*** Supplied material ***

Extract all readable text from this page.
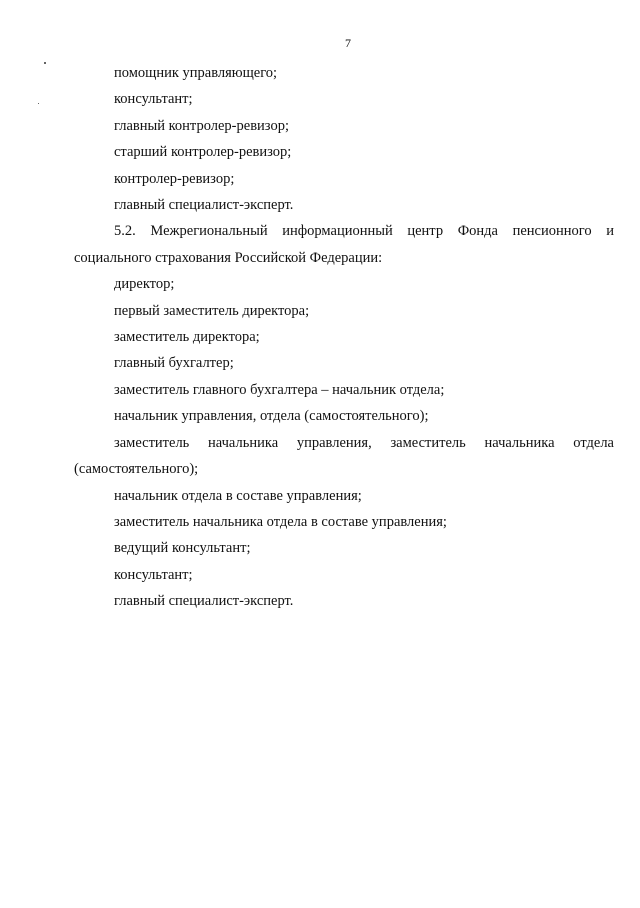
7
помощник управляющего;
консультант;
главный контролер-ревизор;
старший контролер-ревизор;
контролер-ревизор;
главный специалист-эксперт.
5.2. Межрегиональный информационный центр Фонда пенсионного и социального страхования Российской Федерации:
директор;
первый заместитель директора;
заместитель директора;
главный бухгалтер;
заместитель главного бухгалтера – начальник отдела;
начальник управления, отдела (самостоятельного);
заместитель начальника управления, заместитель начальника отдела (самостоятельного);
начальник отдела в составе управления;
заместитель начальника отдела в составе управления;
ведущий консультант;
консультант;
главный специалист-эксперт.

***

Do not copy the pictures, but repeat every line exactly.

## Exercise result
Extract all readable text from this page.
7
помощник управляющего;
консультант;
главный контролер-ревизор;
старший контролер-ревизор;
контролер-ревизор;
главный специалист-эксперт.
5.2. Межрегиональный информационный центр Фонда пенсионного и социального страхования Российской Федерации:
директор;
первый заместитель директора;
заместитель директора;
главный бухгалтер;
заместитель главного бухгалтера – начальник отдела;
начальник управления, отдела (самостоятельного);
заместитель начальника управления, заместитель начальника отдела (самостоятельного);
начальник отдела в составе управления;
заместитель начальника отдела в составе управления;
ведущий консультант;
консультант;
главный специалист-эксперт.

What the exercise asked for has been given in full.